Provided records:
= = = = =
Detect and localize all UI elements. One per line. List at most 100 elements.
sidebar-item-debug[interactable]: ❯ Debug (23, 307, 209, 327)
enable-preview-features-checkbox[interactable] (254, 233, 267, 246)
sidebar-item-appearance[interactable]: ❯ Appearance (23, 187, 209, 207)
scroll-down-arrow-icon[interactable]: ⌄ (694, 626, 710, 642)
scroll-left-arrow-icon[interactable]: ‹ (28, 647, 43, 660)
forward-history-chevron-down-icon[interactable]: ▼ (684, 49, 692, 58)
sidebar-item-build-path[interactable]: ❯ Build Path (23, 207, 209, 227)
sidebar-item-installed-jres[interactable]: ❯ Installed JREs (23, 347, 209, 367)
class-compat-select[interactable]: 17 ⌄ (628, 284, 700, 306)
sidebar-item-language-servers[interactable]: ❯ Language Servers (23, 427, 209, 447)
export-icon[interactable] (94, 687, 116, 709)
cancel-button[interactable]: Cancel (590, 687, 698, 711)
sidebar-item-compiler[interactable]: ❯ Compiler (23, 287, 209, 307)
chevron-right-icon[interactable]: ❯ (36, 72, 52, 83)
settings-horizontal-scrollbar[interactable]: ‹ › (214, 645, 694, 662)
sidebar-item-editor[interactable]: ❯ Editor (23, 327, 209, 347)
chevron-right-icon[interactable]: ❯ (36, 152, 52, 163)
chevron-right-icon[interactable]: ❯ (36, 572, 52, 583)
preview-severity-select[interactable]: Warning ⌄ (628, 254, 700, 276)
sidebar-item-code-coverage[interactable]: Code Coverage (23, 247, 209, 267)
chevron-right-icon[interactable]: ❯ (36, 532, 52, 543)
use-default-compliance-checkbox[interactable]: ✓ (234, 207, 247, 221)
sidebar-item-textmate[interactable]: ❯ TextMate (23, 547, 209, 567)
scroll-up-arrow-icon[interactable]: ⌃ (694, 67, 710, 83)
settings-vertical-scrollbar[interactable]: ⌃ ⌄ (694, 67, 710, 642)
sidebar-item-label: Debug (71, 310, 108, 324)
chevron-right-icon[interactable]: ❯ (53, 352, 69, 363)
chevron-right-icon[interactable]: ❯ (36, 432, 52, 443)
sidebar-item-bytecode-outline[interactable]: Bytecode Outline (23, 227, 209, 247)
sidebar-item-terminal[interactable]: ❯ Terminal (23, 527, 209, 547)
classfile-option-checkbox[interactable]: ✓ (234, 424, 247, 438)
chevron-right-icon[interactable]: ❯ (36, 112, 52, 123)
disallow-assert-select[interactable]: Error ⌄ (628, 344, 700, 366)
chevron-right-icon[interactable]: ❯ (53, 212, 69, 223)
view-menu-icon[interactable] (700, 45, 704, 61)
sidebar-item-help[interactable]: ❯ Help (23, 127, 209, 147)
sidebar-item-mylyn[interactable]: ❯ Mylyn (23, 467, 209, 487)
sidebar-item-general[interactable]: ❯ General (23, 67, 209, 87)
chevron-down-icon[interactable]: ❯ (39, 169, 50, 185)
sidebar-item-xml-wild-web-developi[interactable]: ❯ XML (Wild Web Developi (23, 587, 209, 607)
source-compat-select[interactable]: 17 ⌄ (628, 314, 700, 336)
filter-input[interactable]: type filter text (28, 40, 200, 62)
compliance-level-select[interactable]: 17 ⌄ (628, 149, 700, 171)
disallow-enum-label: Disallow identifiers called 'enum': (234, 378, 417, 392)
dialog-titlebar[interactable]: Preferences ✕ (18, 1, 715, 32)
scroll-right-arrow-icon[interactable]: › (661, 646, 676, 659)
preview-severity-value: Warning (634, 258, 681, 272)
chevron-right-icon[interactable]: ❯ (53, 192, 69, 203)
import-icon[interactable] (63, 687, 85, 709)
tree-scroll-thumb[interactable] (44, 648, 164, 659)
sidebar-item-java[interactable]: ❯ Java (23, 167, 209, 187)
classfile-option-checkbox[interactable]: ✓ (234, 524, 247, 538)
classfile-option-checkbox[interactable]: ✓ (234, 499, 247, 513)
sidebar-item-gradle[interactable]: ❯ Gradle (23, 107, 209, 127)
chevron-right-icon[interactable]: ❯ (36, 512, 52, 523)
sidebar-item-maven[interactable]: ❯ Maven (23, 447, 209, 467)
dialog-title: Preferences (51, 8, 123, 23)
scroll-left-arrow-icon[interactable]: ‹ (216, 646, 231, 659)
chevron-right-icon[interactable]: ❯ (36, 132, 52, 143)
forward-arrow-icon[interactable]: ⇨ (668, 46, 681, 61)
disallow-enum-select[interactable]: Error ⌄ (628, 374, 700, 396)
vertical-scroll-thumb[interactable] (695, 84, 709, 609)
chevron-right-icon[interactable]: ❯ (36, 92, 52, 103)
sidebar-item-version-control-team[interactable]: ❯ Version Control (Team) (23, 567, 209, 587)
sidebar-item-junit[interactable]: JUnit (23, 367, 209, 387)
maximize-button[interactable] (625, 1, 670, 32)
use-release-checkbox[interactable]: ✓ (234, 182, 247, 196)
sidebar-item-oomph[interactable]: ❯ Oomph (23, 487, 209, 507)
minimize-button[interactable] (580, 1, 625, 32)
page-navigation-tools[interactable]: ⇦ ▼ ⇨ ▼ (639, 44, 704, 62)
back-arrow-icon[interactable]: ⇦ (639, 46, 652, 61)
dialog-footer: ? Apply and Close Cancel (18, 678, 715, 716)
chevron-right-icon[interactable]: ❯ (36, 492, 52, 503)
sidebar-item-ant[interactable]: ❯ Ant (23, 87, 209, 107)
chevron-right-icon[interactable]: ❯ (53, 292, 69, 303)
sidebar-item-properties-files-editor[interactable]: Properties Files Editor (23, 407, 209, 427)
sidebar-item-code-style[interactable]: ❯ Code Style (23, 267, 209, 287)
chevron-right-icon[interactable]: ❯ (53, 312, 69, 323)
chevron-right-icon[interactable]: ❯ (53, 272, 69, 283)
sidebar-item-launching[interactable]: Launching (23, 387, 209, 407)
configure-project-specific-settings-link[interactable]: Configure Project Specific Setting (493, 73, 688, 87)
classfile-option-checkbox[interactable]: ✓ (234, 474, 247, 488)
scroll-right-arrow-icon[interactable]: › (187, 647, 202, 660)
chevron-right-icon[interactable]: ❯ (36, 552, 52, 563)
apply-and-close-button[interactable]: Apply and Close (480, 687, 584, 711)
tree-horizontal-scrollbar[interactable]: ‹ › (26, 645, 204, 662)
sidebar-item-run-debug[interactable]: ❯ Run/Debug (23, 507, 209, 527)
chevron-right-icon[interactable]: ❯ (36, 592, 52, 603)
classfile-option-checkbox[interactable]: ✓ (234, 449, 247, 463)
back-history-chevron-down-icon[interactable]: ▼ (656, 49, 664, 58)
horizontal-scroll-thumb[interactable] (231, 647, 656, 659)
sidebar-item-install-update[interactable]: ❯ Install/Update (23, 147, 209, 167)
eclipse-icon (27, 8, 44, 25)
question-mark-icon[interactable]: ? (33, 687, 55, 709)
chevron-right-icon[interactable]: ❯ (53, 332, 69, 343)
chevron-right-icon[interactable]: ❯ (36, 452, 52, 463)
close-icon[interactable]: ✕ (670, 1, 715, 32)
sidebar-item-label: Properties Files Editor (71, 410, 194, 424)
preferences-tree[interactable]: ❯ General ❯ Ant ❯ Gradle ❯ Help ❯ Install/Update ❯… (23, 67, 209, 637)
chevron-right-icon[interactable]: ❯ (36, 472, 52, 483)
= = = = =
Direction:
Print every line of the entries above verbatim, with no changes.

Solved problem:
Detect and localize all UI elements. One per line. List at most 100 elements.
sidebar-item-debug[interactable]: ❯ Debug (23, 307, 209, 327)
enable-preview-features-checkbox[interactable] (254, 233, 267, 246)
sidebar-item-appearance[interactable]: ❯ Appearance (23, 187, 209, 207)
scroll-down-arrow-icon[interactable]: ⌄ (694, 626, 710, 642)
scroll-left-arrow-icon[interactable]: ‹ (28, 647, 43, 660)
forward-history-chevron-down-icon[interactable]: ▼ (684, 49, 692, 58)
sidebar-item-build-path[interactable]: ❯ Build Path (23, 207, 209, 227)
sidebar-item-installed-jres[interactable]: ❯ Installed JREs (23, 347, 209, 367)
class-compat-select[interactable]: 17 ⌄ (628, 284, 700, 306)
sidebar-item-language-servers[interactable]: ❯ Language Servers (23, 427, 209, 447)
export-icon[interactable] (94, 687, 116, 709)
cancel-button[interactable]: Cancel (590, 687, 698, 711)
sidebar-item-compiler[interactable]: ❯ Compiler (23, 287, 209, 307)
chevron-right-icon[interactable]: ❯ (36, 72, 52, 83)
settings-horizontal-scrollbar[interactable]: ‹ › (214, 645, 694, 662)
sidebar-item-editor[interactable]: ❯ Editor (23, 327, 209, 347)
chevron-right-icon[interactable]: ❯ (36, 152, 52, 163)
chevron-right-icon[interactable]: ❯ (36, 572, 52, 583)
preview-severity-select[interactable]: Warning ⌄ (628, 254, 700, 276)
sidebar-item-code-coverage[interactable]: Code Coverage (23, 247, 209, 267)
chevron-right-icon[interactable]: ❯ (36, 532, 52, 543)
use-default-compliance-checkbox[interactable]: ✓ (234, 207, 247, 221)
sidebar-item-textmate[interactable]: ❯ TextMate (23, 547, 209, 567)
scroll-up-arrow-icon[interactable]: ⌃ (694, 67, 710, 83)
settings-vertical-scrollbar[interactable]: ⌃ ⌄ (694, 67, 710, 642)
sidebar-item-label: Debug (71, 310, 108, 324)
chevron-right-icon[interactable]: ❯ (53, 352, 69, 363)
chevron-right-icon[interactable]: ❯ (36, 432, 52, 443)
sidebar-item-bytecode-outline[interactable]: Bytecode Outline (23, 227, 209, 247)
sidebar-item-terminal[interactable]: ❯ Terminal (23, 527, 209, 547)
classfile-option-checkbox[interactable]: ✓ (234, 424, 247, 438)
chevron-right-icon[interactable]: ❯ (36, 112, 52, 123)
disallow-assert-select[interactable]: Error ⌄ (628, 344, 700, 366)
chevron-right-icon[interactable]: ❯ (53, 212, 69, 223)
view-menu-icon[interactable] (700, 45, 704, 61)
sidebar-item-help[interactable]: ❯ Help (23, 127, 209, 147)
sidebar-item-mylyn[interactable]: ❯ Mylyn (23, 467, 209, 487)
sidebar-item-general[interactable]: ❯ General (23, 67, 209, 87)
chevron-down-icon[interactable]: ❯ (39, 169, 50, 185)
sidebar-item-xml-wild-web-developi[interactable]: ❯ XML (Wild Web Developi (23, 587, 209, 607)
source-compat-select[interactable]: 17 ⌄ (628, 314, 700, 336)
filter-input[interactable]: type filter text (28, 40, 200, 62)
compliance-level-select[interactable]: 17 ⌄ (628, 149, 700, 171)
disallow-enum-label: Disallow identifiers called 'enum': (234, 378, 417, 392)
dialog-titlebar[interactable]: Preferences ✕ (18, 1, 715, 32)
scroll-right-arrow-icon[interactable]: › (661, 646, 676, 659)
preview-severity-value: Warning (634, 258, 681, 272)
chevron-right-icon[interactable]: ❯ (53, 192, 69, 203)
import-icon[interactable] (63, 687, 85, 709)
tree-scroll-thumb[interactable] (44, 648, 164, 659)
sidebar-item-java[interactable]: ❯ Java (23, 167, 209, 187)
classfile-option-checkbox[interactable]: ✓ (234, 524, 247, 538)
classfile-option-checkbox[interactable]: ✓ (234, 499, 247, 513)
sidebar-item-gradle[interactable]: ❯ Gradle (23, 107, 209, 127)
chevron-right-icon[interactable]: ❯ (36, 512, 52, 523)
sidebar-item-maven[interactable]: ❯ Maven (23, 447, 209, 467)
dialog-title: Preferences (51, 8, 123, 23)
scroll-left-arrow-icon[interactable]: ‹ (216, 646, 231, 659)
chevron-right-icon[interactable]: ❯ (36, 132, 52, 143)
forward-arrow-icon[interactable]: ⇨ (668, 46, 681, 61)
disallow-enum-select[interactable]: Error ⌄ (628, 374, 700, 396)
vertical-scroll-thumb[interactable] (695, 84, 709, 609)
chevron-right-icon[interactable]: ❯ (36, 92, 52, 103)
sidebar-item-version-control-team[interactable]: ❯ Version Control (Team) (23, 567, 209, 587)
sidebar-item-junit[interactable]: JUnit (23, 367, 209, 387)
maximize-button[interactable] (625, 1, 670, 32)
use-release-checkbox[interactable]: ✓ (234, 182, 247, 196)
sidebar-item-oomph[interactable]: ❯ Oomph (23, 487, 209, 507)
minimize-button[interactable] (580, 1, 625, 32)
page-navigation-tools[interactable]: ⇦ ▼ ⇨ ▼ (639, 44, 704, 62)
back-arrow-icon[interactable]: ⇦ (639, 46, 652, 61)
dialog-footer: ? Apply and Close Cancel (18, 678, 715, 716)
chevron-right-icon[interactable]: ❯ (36, 492, 52, 503)
sidebar-item-ant[interactable]: ❯ Ant (23, 87, 209, 107)
chevron-right-icon[interactable]: ❯ (53, 292, 69, 303)
sidebar-item-properties-files-editor[interactable]: Properties Files Editor (23, 407, 209, 427)
sidebar-item-code-style[interactable]: ❯ Code Style (23, 267, 209, 287)
chevron-right-icon[interactable]: ❯ (53, 312, 69, 323)
chevron-right-icon[interactable]: ❯ (53, 272, 69, 283)
sidebar-item-launching[interactable]: Launching (23, 387, 209, 407)
configure-project-specific-settings-link[interactable]: Configure Project Specific Setting (493, 73, 688, 87)
classfile-option-checkbox[interactable]: ✓ (234, 474, 247, 488)
scroll-right-arrow-icon[interactable]: › (187, 647, 202, 660)
chevron-right-icon[interactable]: ❯ (36, 552, 52, 563)
apply-and-close-button[interactable]: Apply and Close (480, 687, 584, 711)
tree-horizontal-scrollbar[interactable]: ‹ › (26, 645, 204, 662)
sidebar-item-run-debug[interactable]: ❯ Run/Debug (23, 507, 209, 527)
chevron-right-icon[interactable]: ❯ (36, 592, 52, 603)
classfile-option-checkbox[interactable]: ✓ (234, 449, 247, 463)
back-history-chevron-down-icon[interactable]: ▼ (656, 49, 664, 58)
horizontal-scroll-thumb[interactable] (231, 647, 656, 659)
sidebar-item-install-update[interactable]: ❯ Install/Update (23, 147, 209, 167)
eclipse-icon (27, 8, 44, 25)
question-mark-icon[interactable]: ? (33, 687, 55, 709)
chevron-right-icon[interactable]: ❯ (53, 332, 69, 343)
chevron-right-icon[interactable]: ❯ (36, 452, 52, 463)
close-icon[interactable]: ✕ (670, 1, 715, 32)
sidebar-item-label: Properties Files Editor (71, 410, 194, 424)
preferences-tree[interactable]: ❯ General ❯ Ant ❯ Gradle ❯ Help ❯ Install/Update ❯… (23, 67, 209, 637)
chevron-right-icon[interactable]: ❯ (36, 472, 52, 483)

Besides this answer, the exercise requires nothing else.